::: MATERIAL TO PROCESS :::

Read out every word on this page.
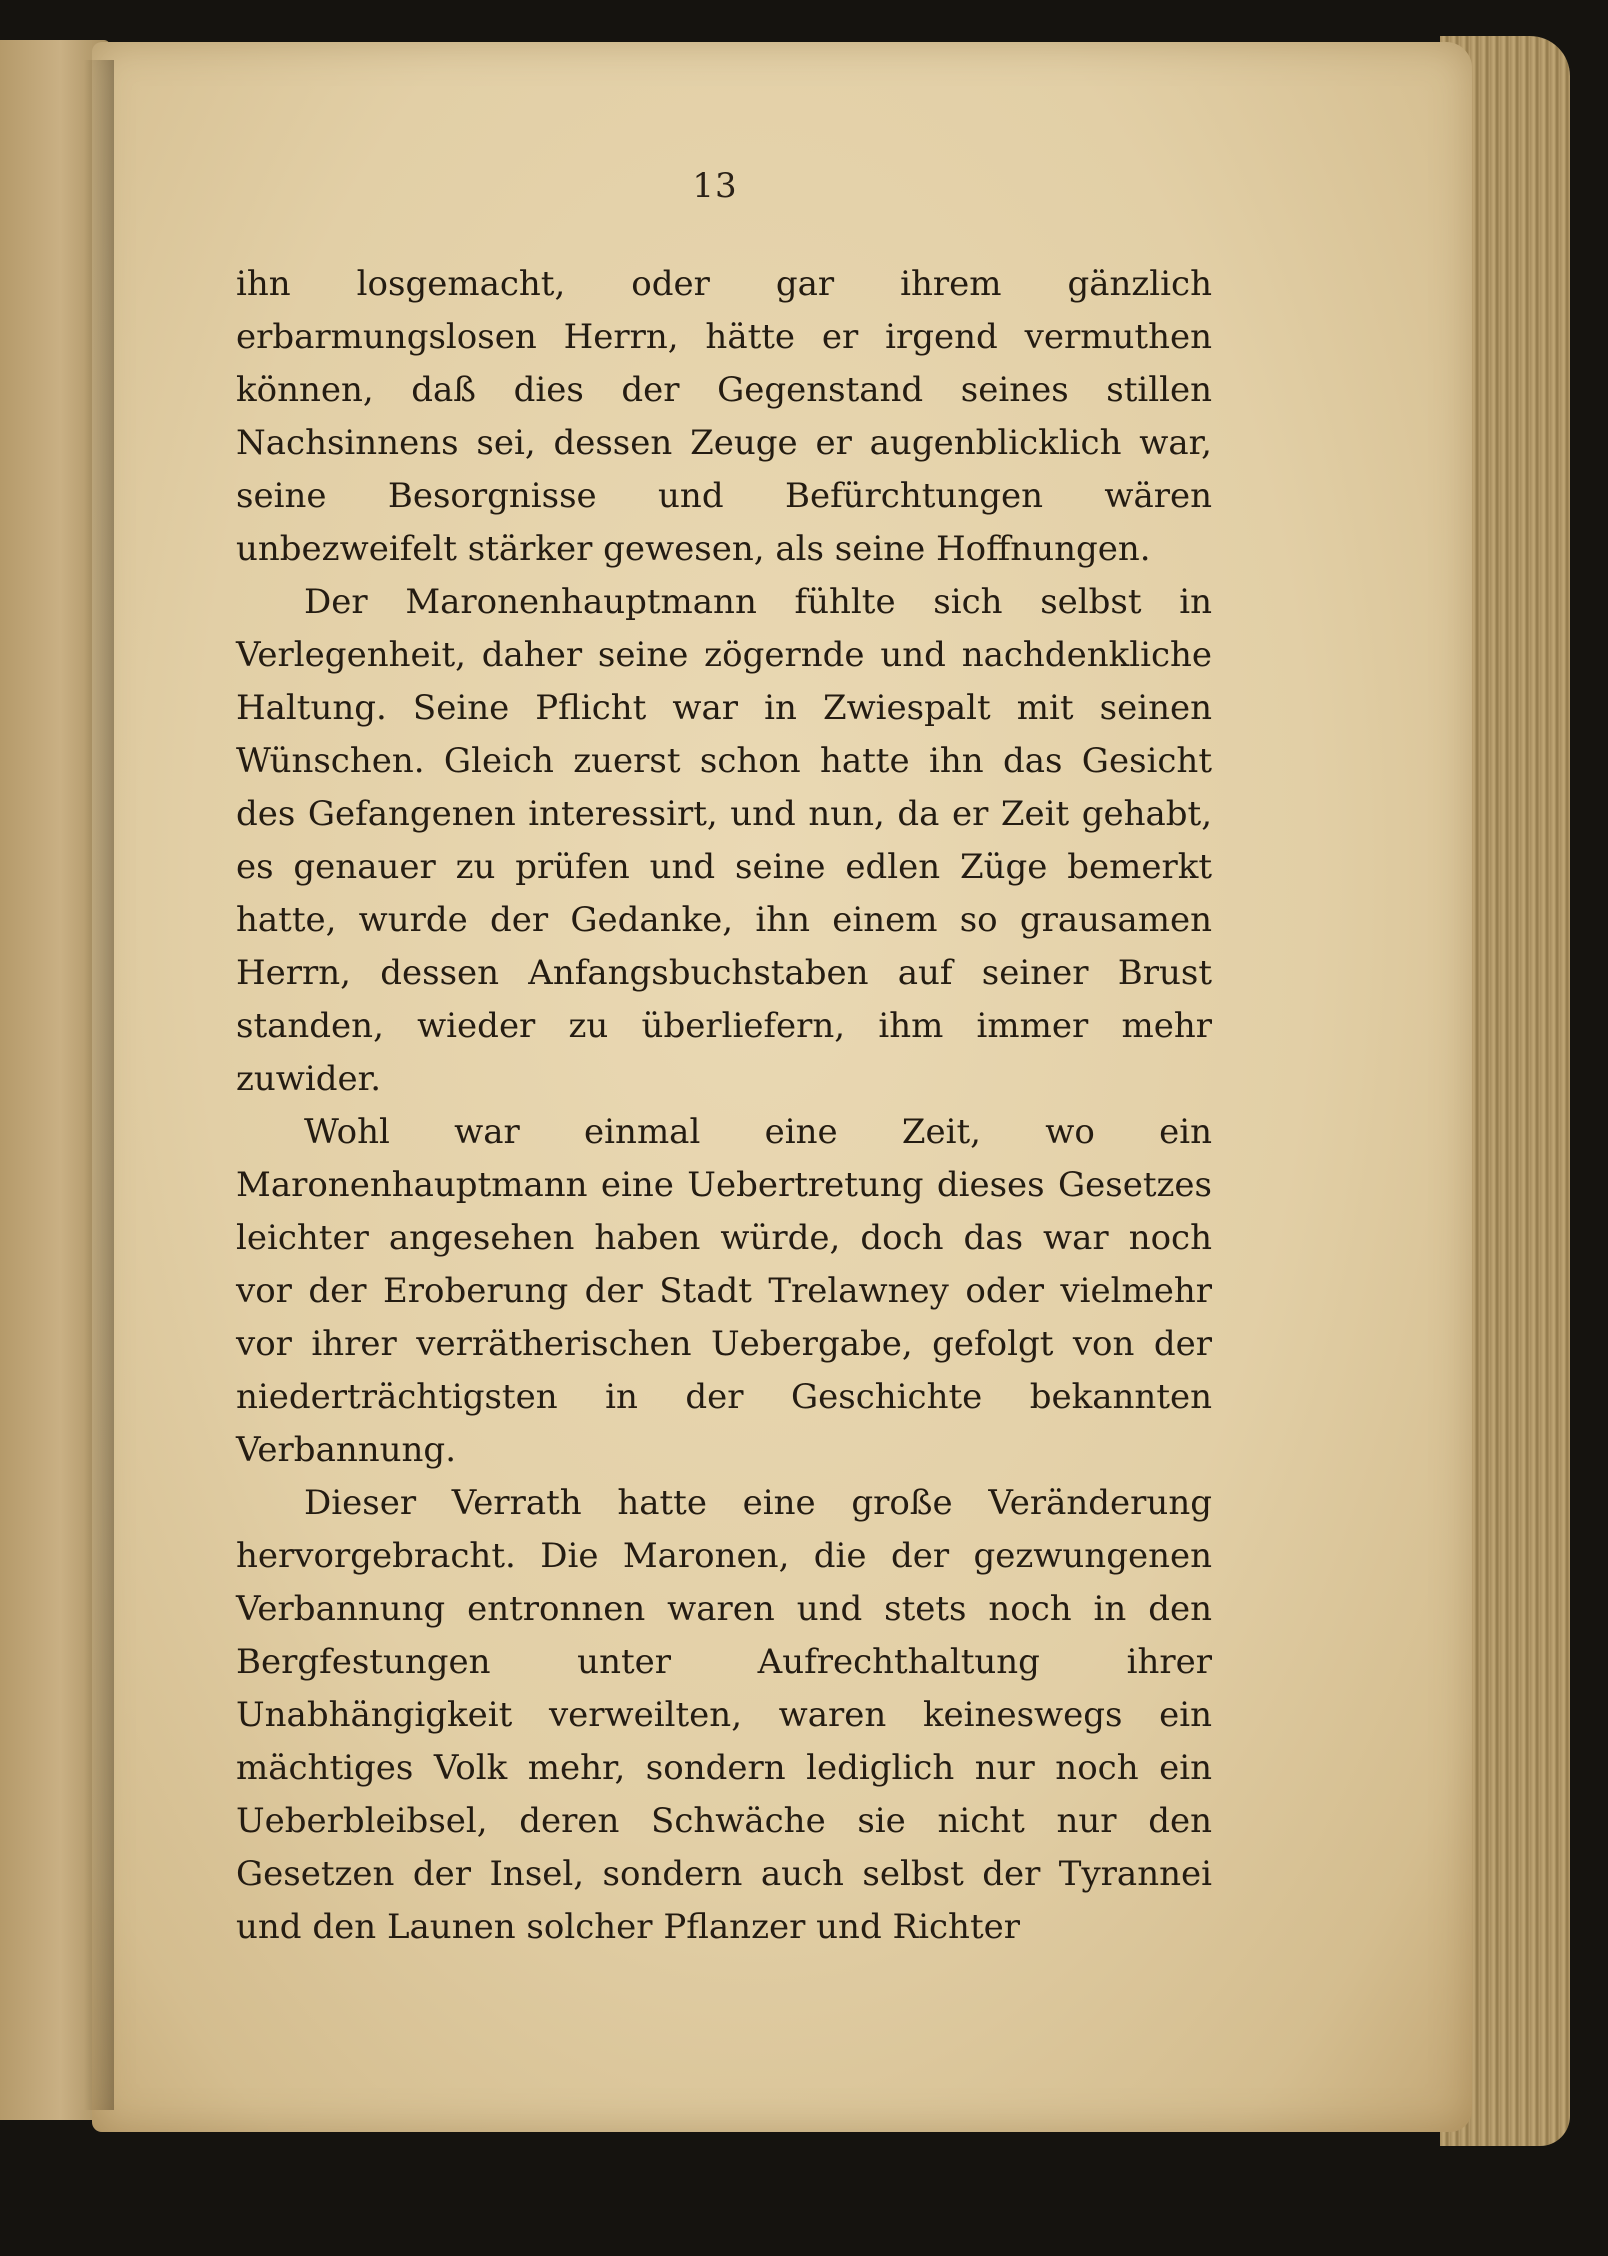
13

ihn losgemacht, oder gar ihrem gänzlich erbarmungslosen Herrn, hätte er irgend vermuthen können, daß dies der Gegenstand seines stillen Nachsinnens sei, dessen Zeuge er augenblicklich war, seine Besorgnisse und Befürchtungen wären unbezweifelt stärker gewesen, als seine Hoffnungen.

Der Maronenhauptmann fühlte sich selbst in Verlegenheit, daher seine zögernde und nachdenkliche Haltung. Seine Pflicht war in Zwiespalt mit seinen Wünschen. Gleich zuerst schon hatte ihn das Gesicht des Gefangenen interessirt, und nun, da er Zeit gehabt, es genauer zu prüfen und seine edlen Züge bemerkt hatte, wurde der Gedanke, ihn einem so grausamen Herrn, dessen Anfangsbuchstaben auf seiner Brust standen, wieder zu überliefern, ihm immer mehr zuwider.

Wohl war einmal eine Zeit, wo ein Maronenhauptmann eine Uebertretung dieses Gesetzes leichter angesehen haben würde, doch das war noch vor der Eroberung der Stadt Trelawney oder vielmehr vor ihrer verrätherischen Uebergabe, gefolgt von der niederträchtigsten in der Geschichte bekannten Verbannung.

Dieser Verrath hatte eine große Veränderung hervorgebracht. Die Maronen, die der gezwungenen Verbannung entronnen waren und stets noch in den Bergfestungen unter Aufrechthaltung ihrer Unabhängigkeit verweilten, waren keineswegs ein mächtiges Volk mehr, sondern lediglich nur noch ein Ueberbleibsel, deren Schwäche sie nicht nur den Gesetzen der Insel, sondern auch selbst der Tyrannei und den Launen solcher Pflanzer und Richter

:::

__BRIEF__. Copy all the records above exactly, but leave out the pictures.

__WORKED ANSWER__.
Read out every word on this page.
13

ihn losgemacht, oder gar ihrem gänzlich erbarmungslosen Herrn, hätte er irgend vermuthen können, daß dies der Gegenstand seines stillen Nachsinnens sei, dessen Zeuge er augenblicklich war, seine Besorgnisse und Befürchtungen wären unbezweifelt stärker gewesen, als seine Hoffnungen.

Der Maronenhauptmann fühlte sich selbst in Verlegenheit, daher seine zögernde und nachdenkliche Haltung. Seine Pflicht war in Zwiespalt mit seinen Wünschen. Gleich zuerst schon hatte ihn das Gesicht des Gefangenen interessirt, und nun, da er Zeit gehabt, es genauer zu prüfen und seine edlen Züge bemerkt hatte, wurde der Gedanke, ihn einem so grausamen Herrn, dessen Anfangsbuchstaben auf seiner Brust standen, wieder zu überliefern, ihm immer mehr zuwider.

Wohl war einmal eine Zeit, wo ein Maronenhauptmann eine Uebertretung dieses Gesetzes leichter angesehen haben würde, doch das war noch vor der Eroberung der Stadt Trelawney oder vielmehr vor ihrer verrätherischen Uebergabe, gefolgt von der niederträchtigsten in der Geschichte bekannten Verbannung.

Dieser Verrath hatte eine große Veränderung hervorgebracht. Die Maronen, die der gezwungenen Verbannung entronnen waren und stets noch in den Bergfestungen unter Aufrechthaltung ihrer Unabhängigkeit verweilten, waren keineswegs ein mächtiges Volk mehr, sondern lediglich nur noch ein Ueberbleibsel, deren Schwäche sie nicht nur den Gesetzen der Insel, sondern auch selbst der Tyrannei und den Launen solcher Pflanzer und Richter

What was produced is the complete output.